> _EXERCISE DETAILS_
Retype the listing that follows, word for word.

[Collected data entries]
━━━━━━━━━━━━━━━━
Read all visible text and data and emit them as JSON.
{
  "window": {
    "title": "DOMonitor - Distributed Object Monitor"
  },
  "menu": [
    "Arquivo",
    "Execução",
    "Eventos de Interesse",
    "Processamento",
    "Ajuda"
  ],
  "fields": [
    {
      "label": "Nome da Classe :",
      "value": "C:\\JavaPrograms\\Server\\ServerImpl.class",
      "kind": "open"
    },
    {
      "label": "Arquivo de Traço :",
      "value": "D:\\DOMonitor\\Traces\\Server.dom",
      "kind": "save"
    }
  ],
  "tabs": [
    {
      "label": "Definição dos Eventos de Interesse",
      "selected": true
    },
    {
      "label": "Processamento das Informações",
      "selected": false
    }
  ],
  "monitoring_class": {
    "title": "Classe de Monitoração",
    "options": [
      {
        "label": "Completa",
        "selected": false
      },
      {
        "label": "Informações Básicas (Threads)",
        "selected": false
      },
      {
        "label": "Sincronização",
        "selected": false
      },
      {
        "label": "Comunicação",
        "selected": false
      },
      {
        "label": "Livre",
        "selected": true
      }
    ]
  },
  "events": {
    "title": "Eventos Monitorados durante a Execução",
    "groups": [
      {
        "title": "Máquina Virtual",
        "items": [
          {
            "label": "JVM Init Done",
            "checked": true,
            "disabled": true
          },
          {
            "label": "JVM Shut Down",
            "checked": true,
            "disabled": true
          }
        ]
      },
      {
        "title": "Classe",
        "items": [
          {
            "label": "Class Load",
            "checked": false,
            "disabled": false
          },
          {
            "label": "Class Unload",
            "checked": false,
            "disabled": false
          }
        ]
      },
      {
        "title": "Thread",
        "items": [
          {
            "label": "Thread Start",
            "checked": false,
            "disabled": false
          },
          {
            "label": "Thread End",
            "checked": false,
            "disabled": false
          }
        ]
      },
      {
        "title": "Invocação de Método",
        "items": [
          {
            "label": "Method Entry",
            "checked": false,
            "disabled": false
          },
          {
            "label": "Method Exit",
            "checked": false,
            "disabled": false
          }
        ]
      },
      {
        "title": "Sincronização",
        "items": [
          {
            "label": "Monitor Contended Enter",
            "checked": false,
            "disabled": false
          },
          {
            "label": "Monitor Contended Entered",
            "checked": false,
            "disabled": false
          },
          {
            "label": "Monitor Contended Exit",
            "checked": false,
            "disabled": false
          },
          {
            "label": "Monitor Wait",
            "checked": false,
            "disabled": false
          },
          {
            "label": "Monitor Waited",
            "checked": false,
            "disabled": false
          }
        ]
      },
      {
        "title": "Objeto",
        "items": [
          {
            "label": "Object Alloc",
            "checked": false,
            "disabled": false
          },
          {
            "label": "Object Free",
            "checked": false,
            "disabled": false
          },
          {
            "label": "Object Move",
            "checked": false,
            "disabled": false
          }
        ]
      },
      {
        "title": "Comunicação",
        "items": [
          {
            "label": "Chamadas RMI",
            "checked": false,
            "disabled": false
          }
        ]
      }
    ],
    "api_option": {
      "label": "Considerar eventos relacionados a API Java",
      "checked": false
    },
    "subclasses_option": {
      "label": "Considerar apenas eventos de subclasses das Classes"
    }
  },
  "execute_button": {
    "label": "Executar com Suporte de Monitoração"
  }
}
━━━━━━━━━━━━━━━━
> _RIGHT ANSWER_
Read all visible text and data and emit them as JSON.
{
  "window": {
    "title": "DOMonitor - Distributed Object Monitor"
  },
  "menu": [
    "Arquivo",
    "Execução",
    "Eventos de Interesse",
    "Processamento",
    "Ajuda"
  ],
  "fields": [
    {
      "label": "Nome da Classe :",
      "value": "C:\\JavaPrograms\\Server\\ServerImpl.class",
      "kind": "open"
    },
    {
      "label": "Arquivo de Traço :",
      "value": "D:\\DOMonitor\\Traces\\Server.dom",
      "kind": "save"
    }
  ],
  "tabs": [
    {
      "label": "Definição dos Eventos de Interesse",
      "selected": true
    },
    {
      "label": "Processamento das Informações",
      "selected": false
    }
  ],
  "monitoring_class": {
    "title": "Classe de Monitoração",
    "options": [
      {
        "label": "Completa",
        "selected": false
      },
      {
        "label": "Informações Básicas (Threads)",
        "selected": false
      },
      {
        "label": "Sincronização",
        "selected": false
      },
      {
        "label": "Comunicação",
        "selected": false
      },
      {
        "label": "Livre",
        "selected": true
      }
    ]
  },
  "events": {
    "title": "Eventos Monitorados durante a Execução",
    "groups": [
      {
        "title": "Máquina Virtual",
        "items": [
          {
            "label": "JVM Init Done",
            "checked": true,
            "disabled": true
          },
          {
            "label": "JVM Shut Down",
            "checked": true,
            "disabled": true
          }
        ]
      },
      {
        "title": "Classe",
        "items": [
          {
            "label": "Class Load",
            "checked": false,
            "disabled": false
          },
          {
            "label": "Class Unload",
            "checked": false,
            "disabled": false
          }
        ]
      },
      {
        "title": "Thread",
        "items": [
          {
            "label": "Thread Start",
            "checked": false,
            "disabled": false
          },
          {
            "label": "Thread End",
            "checked": false,
            "disabled": false
          }
        ]
      },
      {
        "title": "Invocação de Método",
        "items": [
          {
            "label": "Method Entry",
            "checked": false,
            "disabled": false
          },
          {
            "label": "Method Exit",
            "checked": false,
            "disabled": false
          }
        ]
      },
      {
        "title": "Sincronização",
        "items": [
          {
            "label": "Monitor Contended Enter",
            "checked": false,
            "disabled": false
          },
          {
            "label": "Monitor Contended Entered",
            "checked": false,
            "disabled": false
          },
          {
            "label": "Monitor Contended Exit",
            "checked": false,
            "disabled": false
          },
          {
            "label": "Monitor Wait",
            "checked": false,
            "disabled": false
          },
          {
            "label": "Monitor Waited",
            "checked": false,
            "disabled": false
          }
        ]
      },
      {
        "title": "Objeto",
        "items": [
          {
            "label": "Object Alloc",
            "checked": false,
            "disabled": false
          },
          {
            "label": "Object Free",
            "checked": false,
            "disabled": false
          },
          {
            "label": "Object Move",
            "checked": false,
            "disabled": false
          }
        ]
      },
      {
        "title": "Comunicação",
        "items": [
          {
            "label": "Chamadas RMI",
            "checked": false,
            "disabled": false
          }
        ]
      }
    ],
    "api_option": {
      "label": "Considerar eventos relacionados a API Java",
      "checked": false
    },
    "subclasses_option": {
      "label": "Considerar apenas eventos de subclasses das Classes"
    }
  },
  "execute_button": {
    "label": "Executar com Suporte de Monitoração"
  }
}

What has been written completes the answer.